-- Begin Dataset extract --

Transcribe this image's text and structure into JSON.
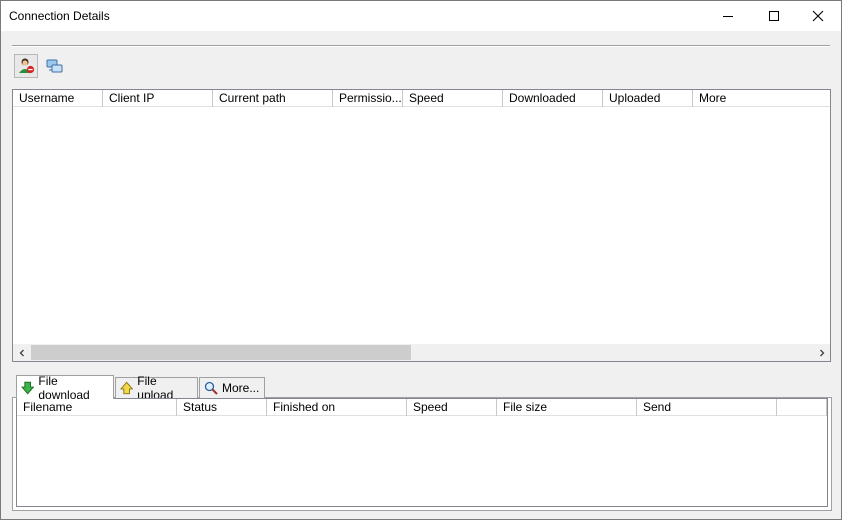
{
  "window": {
    "title": "Connection Details"
  },
  "toolbar": {
    "kick_icon": "kick-user-icon",
    "network_icon": "network-icon"
  },
  "connections": {
    "columns": [
      "Username",
      "Client IP",
      "Current path",
      "Permissio...",
      "Speed",
      "Downloaded",
      "Uploaded",
      "More"
    ],
    "rows": []
  },
  "tabs": [
    {
      "label": "File download",
      "icon": "download-arrow-icon",
      "active": true
    },
    {
      "label": "File upload",
      "icon": "upload-arrow-icon",
      "active": false
    },
    {
      "label": "More...",
      "icon": "magnifier-icon",
      "active": false
    }
  ],
  "transfers": {
    "columns": [
      "Filename",
      "Status",
      "Finished on",
      "Speed",
      "File size",
      "Send"
    ],
    "rows": []
  },
  "colors": {
    "titlebar": "#ffffff",
    "window_bg": "#f0f0f0",
    "border": "#828790"
  }
}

-- End Dataset extract --

(Requirements)
Every line above should be returned word for word, with the pictures left behind.

(Worked solution)
Transcribe this image's text and structure into JSON.
{
  "window": {
    "title": "Connection Details"
  },
  "toolbar": {
    "kick_icon": "kick-user-icon",
    "network_icon": "network-icon"
  },
  "connections": {
    "columns": [
      "Username",
      "Client IP",
      "Current path",
      "Permissio...",
      "Speed",
      "Downloaded",
      "Uploaded",
      "More"
    ],
    "rows": []
  },
  "tabs": [
    {
      "label": "File download",
      "icon": "download-arrow-icon",
      "active": true
    },
    {
      "label": "File upload",
      "icon": "upload-arrow-icon",
      "active": false
    },
    {
      "label": "More...",
      "icon": "magnifier-icon",
      "active": false
    }
  ],
  "transfers": {
    "columns": [
      "Filename",
      "Status",
      "Finished on",
      "Speed",
      "File size",
      "Send"
    ],
    "rows": []
  },
  "colors": {
    "titlebar": "#ffffff",
    "window_bg": "#f0f0f0",
    "border": "#828790"
  }
}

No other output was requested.